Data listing

━━━━━━━━━━

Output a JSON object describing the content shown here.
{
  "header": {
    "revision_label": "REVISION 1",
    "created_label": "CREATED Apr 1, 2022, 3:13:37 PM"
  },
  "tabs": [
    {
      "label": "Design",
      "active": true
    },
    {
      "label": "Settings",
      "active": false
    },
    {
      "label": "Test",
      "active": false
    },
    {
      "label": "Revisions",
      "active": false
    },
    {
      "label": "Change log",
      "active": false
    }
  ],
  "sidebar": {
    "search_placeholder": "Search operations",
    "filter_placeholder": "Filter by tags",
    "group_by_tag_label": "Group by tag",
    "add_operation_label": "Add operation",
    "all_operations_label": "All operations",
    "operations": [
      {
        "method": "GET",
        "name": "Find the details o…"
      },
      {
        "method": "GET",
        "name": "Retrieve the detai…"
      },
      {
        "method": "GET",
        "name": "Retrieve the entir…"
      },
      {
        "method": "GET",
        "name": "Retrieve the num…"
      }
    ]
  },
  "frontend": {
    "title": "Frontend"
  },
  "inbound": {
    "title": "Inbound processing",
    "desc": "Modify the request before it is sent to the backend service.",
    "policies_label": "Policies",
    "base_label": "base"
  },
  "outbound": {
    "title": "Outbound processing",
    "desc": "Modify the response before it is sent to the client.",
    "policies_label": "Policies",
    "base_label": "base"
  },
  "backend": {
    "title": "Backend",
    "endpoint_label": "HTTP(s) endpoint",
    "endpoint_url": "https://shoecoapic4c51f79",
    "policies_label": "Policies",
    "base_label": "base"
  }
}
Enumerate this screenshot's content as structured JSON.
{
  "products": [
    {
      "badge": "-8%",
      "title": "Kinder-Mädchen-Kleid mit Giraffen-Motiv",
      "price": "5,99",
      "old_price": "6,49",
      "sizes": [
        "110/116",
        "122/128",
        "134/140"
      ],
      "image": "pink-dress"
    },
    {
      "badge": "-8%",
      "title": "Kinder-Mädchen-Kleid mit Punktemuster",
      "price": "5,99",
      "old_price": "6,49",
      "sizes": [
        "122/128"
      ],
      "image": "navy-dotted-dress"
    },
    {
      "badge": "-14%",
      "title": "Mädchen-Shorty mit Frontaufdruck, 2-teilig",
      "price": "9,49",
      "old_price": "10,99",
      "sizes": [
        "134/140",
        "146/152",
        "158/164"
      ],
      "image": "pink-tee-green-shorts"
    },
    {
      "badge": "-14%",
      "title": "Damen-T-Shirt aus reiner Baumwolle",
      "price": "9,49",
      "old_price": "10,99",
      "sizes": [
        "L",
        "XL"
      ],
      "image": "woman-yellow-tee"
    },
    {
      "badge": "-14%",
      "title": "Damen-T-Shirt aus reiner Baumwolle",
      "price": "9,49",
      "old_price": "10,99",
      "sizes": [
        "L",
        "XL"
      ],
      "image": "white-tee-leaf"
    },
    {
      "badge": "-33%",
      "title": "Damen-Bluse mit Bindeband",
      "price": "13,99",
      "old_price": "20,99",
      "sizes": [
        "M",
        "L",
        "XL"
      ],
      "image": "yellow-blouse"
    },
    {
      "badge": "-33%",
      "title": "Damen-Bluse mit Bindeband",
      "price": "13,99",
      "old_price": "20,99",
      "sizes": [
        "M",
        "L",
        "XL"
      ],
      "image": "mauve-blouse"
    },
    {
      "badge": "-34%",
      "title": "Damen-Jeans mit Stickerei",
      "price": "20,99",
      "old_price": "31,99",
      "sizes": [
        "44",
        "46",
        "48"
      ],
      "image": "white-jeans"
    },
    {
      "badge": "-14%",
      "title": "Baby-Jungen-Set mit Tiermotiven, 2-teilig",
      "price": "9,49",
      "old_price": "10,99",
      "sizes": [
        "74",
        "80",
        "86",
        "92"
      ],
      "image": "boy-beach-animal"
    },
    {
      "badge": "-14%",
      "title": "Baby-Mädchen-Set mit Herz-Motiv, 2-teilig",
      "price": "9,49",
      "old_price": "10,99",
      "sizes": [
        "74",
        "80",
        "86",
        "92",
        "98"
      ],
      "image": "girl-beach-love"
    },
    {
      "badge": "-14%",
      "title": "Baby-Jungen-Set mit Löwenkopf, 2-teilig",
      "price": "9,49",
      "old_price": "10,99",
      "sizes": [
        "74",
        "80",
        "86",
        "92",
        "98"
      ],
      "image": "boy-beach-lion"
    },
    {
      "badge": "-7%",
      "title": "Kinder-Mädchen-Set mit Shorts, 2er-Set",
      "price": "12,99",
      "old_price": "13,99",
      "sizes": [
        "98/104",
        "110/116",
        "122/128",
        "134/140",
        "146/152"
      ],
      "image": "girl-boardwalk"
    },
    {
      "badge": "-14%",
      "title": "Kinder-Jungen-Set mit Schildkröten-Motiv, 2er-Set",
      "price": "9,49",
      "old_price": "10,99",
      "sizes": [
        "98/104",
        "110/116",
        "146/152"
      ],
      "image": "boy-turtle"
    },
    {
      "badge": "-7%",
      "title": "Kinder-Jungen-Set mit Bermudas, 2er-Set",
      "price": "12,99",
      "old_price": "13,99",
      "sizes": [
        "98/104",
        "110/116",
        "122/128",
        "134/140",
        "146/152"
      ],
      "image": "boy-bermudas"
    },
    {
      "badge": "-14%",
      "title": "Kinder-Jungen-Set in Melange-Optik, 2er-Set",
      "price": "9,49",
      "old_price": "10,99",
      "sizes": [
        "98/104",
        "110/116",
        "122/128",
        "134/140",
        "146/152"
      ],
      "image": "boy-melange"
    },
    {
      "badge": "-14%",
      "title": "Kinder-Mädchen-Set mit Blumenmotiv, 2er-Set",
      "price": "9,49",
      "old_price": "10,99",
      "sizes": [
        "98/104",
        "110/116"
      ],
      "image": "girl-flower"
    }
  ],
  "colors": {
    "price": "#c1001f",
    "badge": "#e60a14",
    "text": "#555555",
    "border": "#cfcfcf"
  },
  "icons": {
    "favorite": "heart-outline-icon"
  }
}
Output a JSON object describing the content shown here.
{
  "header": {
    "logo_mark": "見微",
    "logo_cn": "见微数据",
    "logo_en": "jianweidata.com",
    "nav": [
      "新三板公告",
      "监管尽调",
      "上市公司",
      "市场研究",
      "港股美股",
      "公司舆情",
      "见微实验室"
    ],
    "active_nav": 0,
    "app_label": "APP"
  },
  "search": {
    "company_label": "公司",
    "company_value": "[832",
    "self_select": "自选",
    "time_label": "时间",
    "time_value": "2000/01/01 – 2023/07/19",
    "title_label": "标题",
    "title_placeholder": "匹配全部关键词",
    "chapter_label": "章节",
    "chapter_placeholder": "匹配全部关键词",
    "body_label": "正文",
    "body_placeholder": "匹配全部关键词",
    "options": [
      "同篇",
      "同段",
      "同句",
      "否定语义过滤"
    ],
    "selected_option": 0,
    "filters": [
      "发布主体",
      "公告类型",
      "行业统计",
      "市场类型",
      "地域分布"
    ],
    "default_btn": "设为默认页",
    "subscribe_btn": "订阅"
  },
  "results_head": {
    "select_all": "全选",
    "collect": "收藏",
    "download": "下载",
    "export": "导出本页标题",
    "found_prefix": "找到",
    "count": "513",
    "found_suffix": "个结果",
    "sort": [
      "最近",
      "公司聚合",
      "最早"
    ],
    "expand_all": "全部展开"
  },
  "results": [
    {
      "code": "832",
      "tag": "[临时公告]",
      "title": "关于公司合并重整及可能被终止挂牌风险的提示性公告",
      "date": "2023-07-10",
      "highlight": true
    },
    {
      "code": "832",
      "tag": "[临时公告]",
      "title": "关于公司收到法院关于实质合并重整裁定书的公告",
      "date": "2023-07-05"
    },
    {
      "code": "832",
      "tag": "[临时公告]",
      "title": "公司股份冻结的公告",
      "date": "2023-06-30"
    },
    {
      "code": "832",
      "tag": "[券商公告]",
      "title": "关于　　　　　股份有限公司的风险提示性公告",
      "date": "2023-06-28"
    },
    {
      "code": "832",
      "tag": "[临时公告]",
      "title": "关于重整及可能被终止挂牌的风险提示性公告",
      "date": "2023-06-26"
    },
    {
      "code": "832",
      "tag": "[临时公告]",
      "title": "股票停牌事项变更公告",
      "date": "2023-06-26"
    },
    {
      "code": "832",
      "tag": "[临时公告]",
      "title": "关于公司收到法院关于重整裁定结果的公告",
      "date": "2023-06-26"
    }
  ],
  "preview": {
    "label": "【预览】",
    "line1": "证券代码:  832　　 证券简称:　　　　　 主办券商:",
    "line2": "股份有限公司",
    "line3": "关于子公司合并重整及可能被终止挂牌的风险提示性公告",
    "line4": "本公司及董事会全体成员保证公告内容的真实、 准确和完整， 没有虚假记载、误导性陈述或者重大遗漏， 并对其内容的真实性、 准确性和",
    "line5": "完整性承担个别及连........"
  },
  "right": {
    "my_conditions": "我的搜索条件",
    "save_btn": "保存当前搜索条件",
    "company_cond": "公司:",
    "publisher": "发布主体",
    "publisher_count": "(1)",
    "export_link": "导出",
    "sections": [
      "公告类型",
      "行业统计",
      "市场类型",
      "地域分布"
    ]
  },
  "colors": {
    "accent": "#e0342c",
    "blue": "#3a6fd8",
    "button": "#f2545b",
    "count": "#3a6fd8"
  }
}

━━━━━━━━━━

### [Task to carry out]
Using the entries above, tally how many lines have the word "teilig" in them; write the number and nothing more.

### [Answer below]
4